◆ TASK INSTRUCTIONS: Take each line that has the word "JSON" and return it.

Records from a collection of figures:
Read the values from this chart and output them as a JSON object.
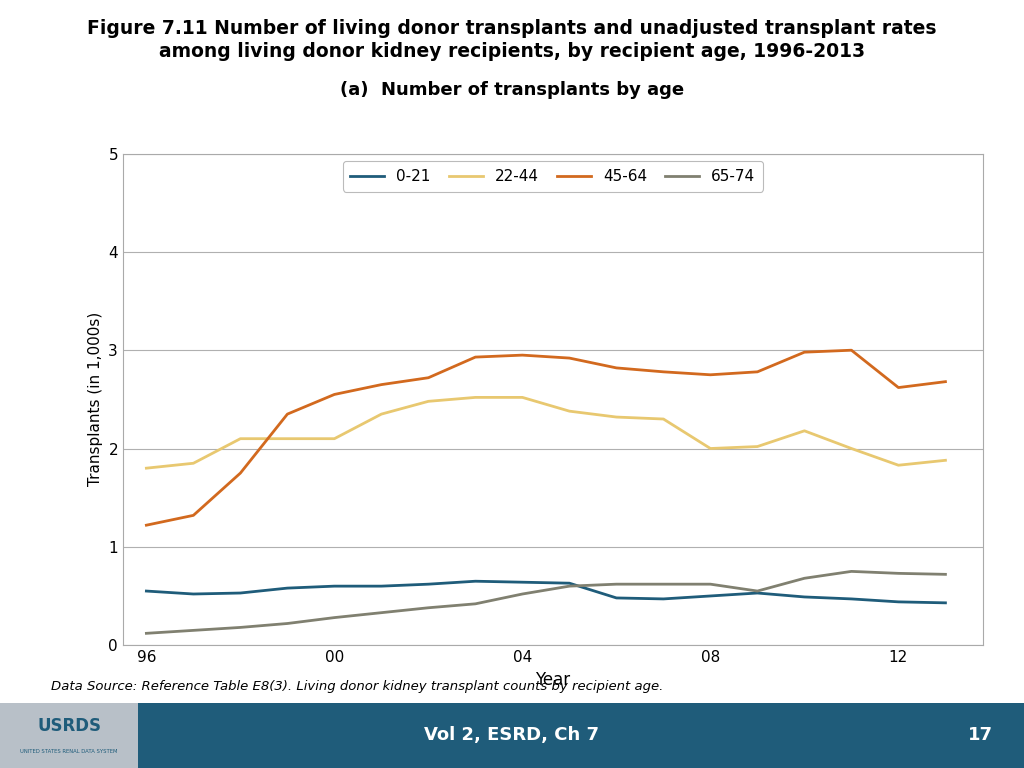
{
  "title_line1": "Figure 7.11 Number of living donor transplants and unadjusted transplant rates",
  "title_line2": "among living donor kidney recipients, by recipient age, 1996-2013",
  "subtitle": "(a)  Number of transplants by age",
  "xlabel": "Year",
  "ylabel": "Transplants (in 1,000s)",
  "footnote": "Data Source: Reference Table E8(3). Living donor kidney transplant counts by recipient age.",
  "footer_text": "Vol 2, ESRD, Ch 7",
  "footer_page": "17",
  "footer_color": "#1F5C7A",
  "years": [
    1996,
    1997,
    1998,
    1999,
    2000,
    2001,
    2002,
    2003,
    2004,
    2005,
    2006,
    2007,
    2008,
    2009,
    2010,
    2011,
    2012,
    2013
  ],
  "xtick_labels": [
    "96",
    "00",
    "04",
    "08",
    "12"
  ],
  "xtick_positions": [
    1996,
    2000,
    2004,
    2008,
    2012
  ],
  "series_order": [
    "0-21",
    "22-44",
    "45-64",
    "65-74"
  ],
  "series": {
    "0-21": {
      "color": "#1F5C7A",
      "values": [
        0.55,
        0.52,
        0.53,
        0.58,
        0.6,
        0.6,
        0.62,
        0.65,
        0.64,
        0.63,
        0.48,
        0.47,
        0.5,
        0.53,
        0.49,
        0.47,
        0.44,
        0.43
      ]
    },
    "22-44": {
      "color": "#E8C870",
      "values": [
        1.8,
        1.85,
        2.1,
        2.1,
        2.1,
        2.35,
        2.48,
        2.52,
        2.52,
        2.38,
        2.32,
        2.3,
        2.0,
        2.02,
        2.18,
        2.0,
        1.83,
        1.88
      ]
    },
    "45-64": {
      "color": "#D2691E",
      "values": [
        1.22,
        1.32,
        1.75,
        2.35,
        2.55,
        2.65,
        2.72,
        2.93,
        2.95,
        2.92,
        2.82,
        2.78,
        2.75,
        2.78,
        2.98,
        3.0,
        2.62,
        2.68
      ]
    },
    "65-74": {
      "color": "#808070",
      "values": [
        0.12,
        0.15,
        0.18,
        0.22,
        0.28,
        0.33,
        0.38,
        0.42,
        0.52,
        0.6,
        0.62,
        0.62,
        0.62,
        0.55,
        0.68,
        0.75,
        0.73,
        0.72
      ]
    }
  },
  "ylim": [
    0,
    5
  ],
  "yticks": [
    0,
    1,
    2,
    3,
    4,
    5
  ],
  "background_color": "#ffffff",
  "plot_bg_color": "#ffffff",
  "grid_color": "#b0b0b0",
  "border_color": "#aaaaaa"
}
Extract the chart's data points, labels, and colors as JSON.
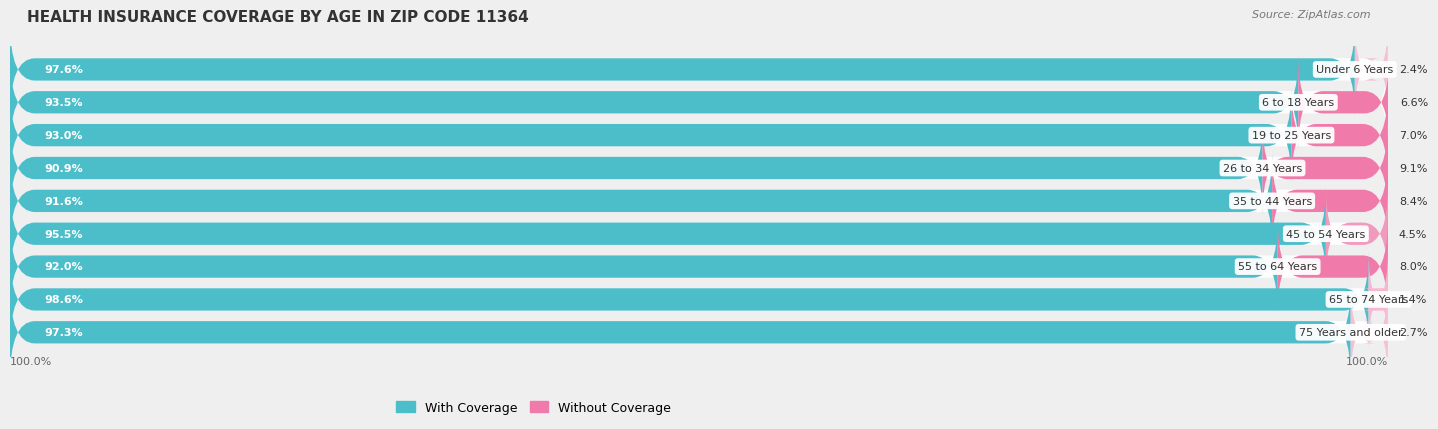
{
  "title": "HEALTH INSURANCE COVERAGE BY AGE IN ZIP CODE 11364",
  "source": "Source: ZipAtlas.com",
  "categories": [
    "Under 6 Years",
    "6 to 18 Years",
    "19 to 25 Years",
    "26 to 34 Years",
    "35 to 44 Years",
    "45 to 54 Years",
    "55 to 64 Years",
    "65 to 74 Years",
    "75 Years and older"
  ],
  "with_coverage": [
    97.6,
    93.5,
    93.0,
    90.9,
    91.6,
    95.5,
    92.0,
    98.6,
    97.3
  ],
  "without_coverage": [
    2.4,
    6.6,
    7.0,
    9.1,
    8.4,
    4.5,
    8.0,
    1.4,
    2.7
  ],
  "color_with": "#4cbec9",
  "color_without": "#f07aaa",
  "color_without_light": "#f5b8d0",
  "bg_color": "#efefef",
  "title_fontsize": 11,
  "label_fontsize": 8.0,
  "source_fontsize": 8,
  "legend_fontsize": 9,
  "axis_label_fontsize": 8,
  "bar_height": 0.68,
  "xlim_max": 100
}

◆ REPLY:
Read the values from this chart and output them as a JSON object.
Extract the chart's data points, labels, and colors as JSON.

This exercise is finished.